- **Collected data entries**
>>>>>

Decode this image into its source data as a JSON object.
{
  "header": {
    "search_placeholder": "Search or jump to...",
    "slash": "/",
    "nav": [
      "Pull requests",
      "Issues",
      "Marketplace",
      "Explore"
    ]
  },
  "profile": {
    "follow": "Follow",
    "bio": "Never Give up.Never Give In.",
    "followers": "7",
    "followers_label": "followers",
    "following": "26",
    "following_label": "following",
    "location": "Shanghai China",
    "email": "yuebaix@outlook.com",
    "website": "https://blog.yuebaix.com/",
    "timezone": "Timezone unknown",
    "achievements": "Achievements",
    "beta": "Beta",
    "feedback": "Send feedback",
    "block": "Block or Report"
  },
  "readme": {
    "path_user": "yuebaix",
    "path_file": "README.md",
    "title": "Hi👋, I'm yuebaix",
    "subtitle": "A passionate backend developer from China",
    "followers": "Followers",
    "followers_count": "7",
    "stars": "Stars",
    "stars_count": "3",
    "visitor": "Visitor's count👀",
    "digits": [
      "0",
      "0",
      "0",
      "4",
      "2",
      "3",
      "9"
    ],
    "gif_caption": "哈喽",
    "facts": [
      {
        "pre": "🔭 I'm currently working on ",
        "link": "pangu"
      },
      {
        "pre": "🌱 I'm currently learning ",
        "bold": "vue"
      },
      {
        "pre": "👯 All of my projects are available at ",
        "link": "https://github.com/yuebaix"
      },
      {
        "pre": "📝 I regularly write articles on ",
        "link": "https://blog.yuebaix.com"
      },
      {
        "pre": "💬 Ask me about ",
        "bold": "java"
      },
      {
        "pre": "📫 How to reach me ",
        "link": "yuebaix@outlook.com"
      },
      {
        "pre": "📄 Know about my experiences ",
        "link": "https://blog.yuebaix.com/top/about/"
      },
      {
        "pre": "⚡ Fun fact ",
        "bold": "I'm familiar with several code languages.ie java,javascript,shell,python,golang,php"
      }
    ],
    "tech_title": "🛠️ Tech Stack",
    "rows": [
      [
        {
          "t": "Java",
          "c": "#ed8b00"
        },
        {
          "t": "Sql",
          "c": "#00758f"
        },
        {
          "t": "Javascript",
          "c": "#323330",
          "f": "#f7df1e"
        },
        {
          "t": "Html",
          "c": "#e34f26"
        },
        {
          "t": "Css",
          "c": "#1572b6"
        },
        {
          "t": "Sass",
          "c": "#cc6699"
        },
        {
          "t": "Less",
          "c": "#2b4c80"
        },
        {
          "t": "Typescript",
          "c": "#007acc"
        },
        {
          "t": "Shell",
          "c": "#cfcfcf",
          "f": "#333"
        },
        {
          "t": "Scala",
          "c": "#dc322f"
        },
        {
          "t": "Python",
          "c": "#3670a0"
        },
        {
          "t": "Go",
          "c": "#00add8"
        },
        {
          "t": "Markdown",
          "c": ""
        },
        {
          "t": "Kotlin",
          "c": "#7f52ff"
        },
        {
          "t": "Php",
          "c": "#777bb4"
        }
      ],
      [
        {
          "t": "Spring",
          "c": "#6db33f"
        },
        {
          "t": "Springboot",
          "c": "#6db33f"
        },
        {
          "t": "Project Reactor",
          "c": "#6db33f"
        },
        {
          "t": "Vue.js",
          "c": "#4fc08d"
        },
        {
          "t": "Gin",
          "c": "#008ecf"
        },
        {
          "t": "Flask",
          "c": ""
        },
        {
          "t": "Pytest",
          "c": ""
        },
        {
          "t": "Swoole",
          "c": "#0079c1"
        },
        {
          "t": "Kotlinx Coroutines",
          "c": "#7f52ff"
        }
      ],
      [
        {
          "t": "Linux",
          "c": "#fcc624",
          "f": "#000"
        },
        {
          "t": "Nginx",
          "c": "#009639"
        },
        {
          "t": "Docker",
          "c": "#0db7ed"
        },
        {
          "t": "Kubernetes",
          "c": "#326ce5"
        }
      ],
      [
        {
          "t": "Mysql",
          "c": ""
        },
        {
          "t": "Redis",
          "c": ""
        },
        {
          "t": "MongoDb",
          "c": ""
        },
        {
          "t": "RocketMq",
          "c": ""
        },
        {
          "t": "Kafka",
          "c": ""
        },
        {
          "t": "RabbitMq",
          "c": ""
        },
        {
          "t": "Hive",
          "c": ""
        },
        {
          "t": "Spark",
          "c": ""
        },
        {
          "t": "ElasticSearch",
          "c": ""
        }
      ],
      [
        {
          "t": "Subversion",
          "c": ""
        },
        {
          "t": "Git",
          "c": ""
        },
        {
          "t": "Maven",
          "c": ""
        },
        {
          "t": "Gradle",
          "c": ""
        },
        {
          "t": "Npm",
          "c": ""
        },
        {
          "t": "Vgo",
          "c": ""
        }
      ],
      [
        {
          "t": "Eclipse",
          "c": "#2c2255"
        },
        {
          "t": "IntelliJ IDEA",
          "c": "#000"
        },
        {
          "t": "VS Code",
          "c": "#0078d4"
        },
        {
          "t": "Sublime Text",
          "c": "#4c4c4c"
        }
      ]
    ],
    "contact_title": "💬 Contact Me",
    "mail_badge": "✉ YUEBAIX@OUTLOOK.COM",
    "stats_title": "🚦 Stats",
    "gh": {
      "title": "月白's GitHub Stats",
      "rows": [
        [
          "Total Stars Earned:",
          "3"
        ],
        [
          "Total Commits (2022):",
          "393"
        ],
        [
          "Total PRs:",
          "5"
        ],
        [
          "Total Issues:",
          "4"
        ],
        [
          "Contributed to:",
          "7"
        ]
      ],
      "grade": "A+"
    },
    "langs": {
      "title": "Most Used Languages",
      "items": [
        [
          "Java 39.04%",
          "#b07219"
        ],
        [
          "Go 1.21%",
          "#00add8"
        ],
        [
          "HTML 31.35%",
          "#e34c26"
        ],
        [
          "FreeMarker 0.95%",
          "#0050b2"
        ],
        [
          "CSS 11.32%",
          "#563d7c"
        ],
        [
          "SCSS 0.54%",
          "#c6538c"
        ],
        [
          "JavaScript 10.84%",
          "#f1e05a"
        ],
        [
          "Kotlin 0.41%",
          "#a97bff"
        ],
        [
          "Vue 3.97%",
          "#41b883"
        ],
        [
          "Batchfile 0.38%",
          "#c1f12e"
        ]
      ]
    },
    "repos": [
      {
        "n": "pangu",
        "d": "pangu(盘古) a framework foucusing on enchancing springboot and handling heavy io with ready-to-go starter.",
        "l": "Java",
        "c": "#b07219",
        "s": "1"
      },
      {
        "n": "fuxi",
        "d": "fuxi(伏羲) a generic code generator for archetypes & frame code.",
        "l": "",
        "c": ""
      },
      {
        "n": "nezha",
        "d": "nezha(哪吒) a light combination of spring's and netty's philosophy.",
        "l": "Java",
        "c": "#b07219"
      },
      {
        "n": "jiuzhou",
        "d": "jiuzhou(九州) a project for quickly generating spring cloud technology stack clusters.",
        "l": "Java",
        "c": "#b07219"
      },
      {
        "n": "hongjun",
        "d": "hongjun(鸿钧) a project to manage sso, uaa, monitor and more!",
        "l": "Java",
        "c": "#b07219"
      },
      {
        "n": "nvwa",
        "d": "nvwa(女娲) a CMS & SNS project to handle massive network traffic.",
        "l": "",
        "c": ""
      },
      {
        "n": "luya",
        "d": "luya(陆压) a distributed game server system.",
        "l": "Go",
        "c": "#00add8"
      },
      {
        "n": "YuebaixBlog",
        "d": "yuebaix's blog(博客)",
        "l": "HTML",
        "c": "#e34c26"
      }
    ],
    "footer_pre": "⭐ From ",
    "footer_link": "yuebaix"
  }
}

<<<<<

- **The exercise**
Return each entry from the material above exactly as it appears.

- **Correct output**
Decode this image into its source data as a JSON object.
{
  "header": {
    "search_placeholder": "Search or jump to...",
    "slash": "/",
    "nav": [
      "Pull requests",
      "Issues",
      "Marketplace",
      "Explore"
    ]
  },
  "profile": {
    "follow": "Follow",
    "bio": "Never Give up.Never Give In.",
    "followers": "7",
    "followers_label": "followers",
    "following": "26",
    "following_label": "following",
    "location": "Shanghai China",
    "email": "yuebaix@outlook.com",
    "website": "https://blog.yuebaix.com/",
    "timezone": "Timezone unknown",
    "achievements": "Achievements",
    "beta": "Beta",
    "feedback": "Send feedback",
    "block": "Block or Report"
  },
  "readme": {
    "path_user": "yuebaix",
    "path_file": "README.md",
    "title": "Hi👋, I'm yuebaix",
    "subtitle": "A passionate backend developer from China",
    "followers": "Followers",
    "followers_count": "7",
    "stars": "Stars",
    "stars_count": "3",
    "visitor": "Visitor's count👀",
    "digits": [
      "0",
      "0",
      "0",
      "4",
      "2",
      "3",
      "9"
    ],
    "gif_caption": "哈喽",
    "facts": [
      {
        "pre": "🔭 I'm currently working on ",
        "link": "pangu"
      },
      {
        "pre": "🌱 I'm currently learning ",
        "bold": "vue"
      },
      {
        "pre": "👯 All of my projects are available at ",
        "link": "https://github.com/yuebaix"
      },
      {
        "pre": "📝 I regularly write articles on ",
        "link": "https://blog.yuebaix.com"
      },
      {
        "pre": "💬 Ask me about ",
        "bold": "java"
      },
      {
        "pre": "📫 How to reach me ",
        "link": "yuebaix@outlook.com"
      },
      {
        "pre": "📄 Know about my experiences ",
        "link": "https://blog.yuebaix.com/top/about/"
      },
      {
        "pre": "⚡ Fun fact ",
        "bold": "I'm familiar with several code languages.ie java,javascript,shell,python,golang,php"
      }
    ],
    "tech_title": "🛠️ Tech Stack",
    "rows": [
      [
        {
          "t": "Java",
          "c": "#ed8b00"
        },
        {
          "t": "Sql",
          "c": "#00758f"
        },
        {
          "t": "Javascript",
          "c": "#323330",
          "f": "#f7df1e"
        },
        {
          "t": "Html",
          "c": "#e34f26"
        },
        {
          "t": "Css",
          "c": "#1572b6"
        },
        {
          "t": "Sass",
          "c": "#cc6699"
        },
        {
          "t": "Less",
          "c": "#2b4c80"
        },
        {
          "t": "Typescript",
          "c": "#007acc"
        },
        {
          "t": "Shell",
          "c": "#cfcfcf",
          "f": "#333"
        },
        {
          "t": "Scala",
          "c": "#dc322f"
        },
        {
          "t": "Python",
          "c": "#3670a0"
        },
        {
          "t": "Go",
          "c": "#00add8"
        },
        {
          "t": "Markdown",
          "c": ""
        },
        {
          "t": "Kotlin",
          "c": "#7f52ff"
        },
        {
          "t": "Php",
          "c": "#777bb4"
        }
      ],
      [
        {
          "t": "Spring",
          "c": "#6db33f"
        },
        {
          "t": "Springboot",
          "c": "#6db33f"
        },
        {
          "t": "Project Reactor",
          "c": "#6db33f"
        },
        {
          "t": "Vue.js",
          "c": "#4fc08d"
        },
        {
          "t": "Gin",
          "c": "#008ecf"
        },
        {
          "t": "Flask",
          "c": ""
        },
        {
          "t": "Pytest",
          "c": ""
        },
        {
          "t": "Swoole",
          "c": "#0079c1"
        },
        {
          "t": "Kotlinx Coroutines",
          "c": "#7f52ff"
        }
      ],
      [
        {
          "t": "Linux",
          "c": "#fcc624",
          "f": "#000"
        },
        {
          "t": "Nginx",
          "c": "#009639"
        },
        {
          "t": "Docker",
          "c": "#0db7ed"
        },
        {
          "t": "Kubernetes",
          "c": "#326ce5"
        }
      ],
      [
        {
          "t": "Mysql",
          "c": ""
        },
        {
          "t": "Redis",
          "c": ""
        },
        {
          "t": "MongoDb",
          "c": ""
        },
        {
          "t": "RocketMq",
          "c": ""
        },
        {
          "t": "Kafka",
          "c": ""
        },
        {
          "t": "RabbitMq",
          "c": ""
        },
        {
          "t": "Hive",
          "c": ""
        },
        {
          "t": "Spark",
          "c": ""
        },
        {
          "t": "ElasticSearch",
          "c": ""
        }
      ],
      [
        {
          "t": "Subversion",
          "c": ""
        },
        {
          "t": "Git",
          "c": ""
        },
        {
          "t": "Maven",
          "c": ""
        },
        {
          "t": "Gradle",
          "c": ""
        },
        {
          "t": "Npm",
          "c": ""
        },
        {
          "t": "Vgo",
          "c": ""
        }
      ],
      [
        {
          "t": "Eclipse",
          "c": "#2c2255"
        },
        {
          "t": "IntelliJ IDEA",
          "c": "#000"
        },
        {
          "t": "VS Code",
          "c": "#0078d4"
        },
        {
          "t": "Sublime Text",
          "c": "#4c4c4c"
        }
      ]
    ],
    "contact_title": "💬 Contact Me",
    "mail_badge": "✉ YUEBAIX@OUTLOOK.COM",
    "stats_title": "🚦 Stats",
    "gh": {
      "title": "月白's GitHub Stats",
      "rows": [
        [
          "Total Stars Earned:",
          "3"
        ],
        [
          "Total Commits (2022):",
          "393"
        ],
        [
          "Total PRs:",
          "5"
        ],
        [
          "Total Issues:",
          "4"
        ],
        [
          "Contributed to:",
          "7"
        ]
      ],
      "grade": "A+"
    },
    "langs": {
      "title": "Most Used Languages",
      "items": [
        [
          "Java 39.04%",
          "#b07219"
        ],
        [
          "Go 1.21%",
          "#00add8"
        ],
        [
          "HTML 31.35%",
          "#e34c26"
        ],
        [
          "FreeMarker 0.95%",
          "#0050b2"
        ],
        [
          "CSS 11.32%",
          "#563d7c"
        ],
        [
          "SCSS 0.54%",
          "#c6538c"
        ],
        [
          "JavaScript 10.84%",
          "#f1e05a"
        ],
        [
          "Kotlin 0.41%",
          "#a97bff"
        ],
        [
          "Vue 3.97%",
          "#41b883"
        ],
        [
          "Batchfile 0.38%",
          "#c1f12e"
        ]
      ]
    },
    "repos": [
      {
        "n": "pangu",
        "d": "pangu(盘古) a framework foucusing on enchancing springboot and handling heavy io with ready-to-go starter.",
        "l": "Java",
        "c": "#b07219",
        "s": "1"
      },
      {
        "n": "fuxi",
        "d": "fuxi(伏羲) a generic code generator for archetypes & frame code.",
        "l": "",
        "c": ""
      },
      {
        "n": "nezha",
        "d": "nezha(哪吒) a light combination of spring's and netty's philosophy.",
        "l": "Java",
        "c": "#b07219"
      },
      {
        "n": "jiuzhou",
        "d": "jiuzhou(九州) a project for quickly generating spring cloud technology stack clusters.",
        "l": "Java",
        "c": "#b07219"
      },
      {
        "n": "hongjun",
        "d": "hongjun(鸿钧) a project to manage sso, uaa, monitor and more!",
        "l": "Java",
        "c": "#b07219"
      },
      {
        "n": "nvwa",
        "d": "nvwa(女娲) a CMS & SNS project to handle massive network traffic.",
        "l": "",
        "c": ""
      },
      {
        "n": "luya",
        "d": "luya(陆压) a distributed game server system.",
        "l": "Go",
        "c": "#00add8"
      },
      {
        "n": "YuebaixBlog",
        "d": "yuebaix's blog(博客)",
        "l": "HTML",
        "c": "#e34c26"
      }
    ],
    "footer_pre": "⭐ From ",
    "footer_link": "yuebaix"
  }
}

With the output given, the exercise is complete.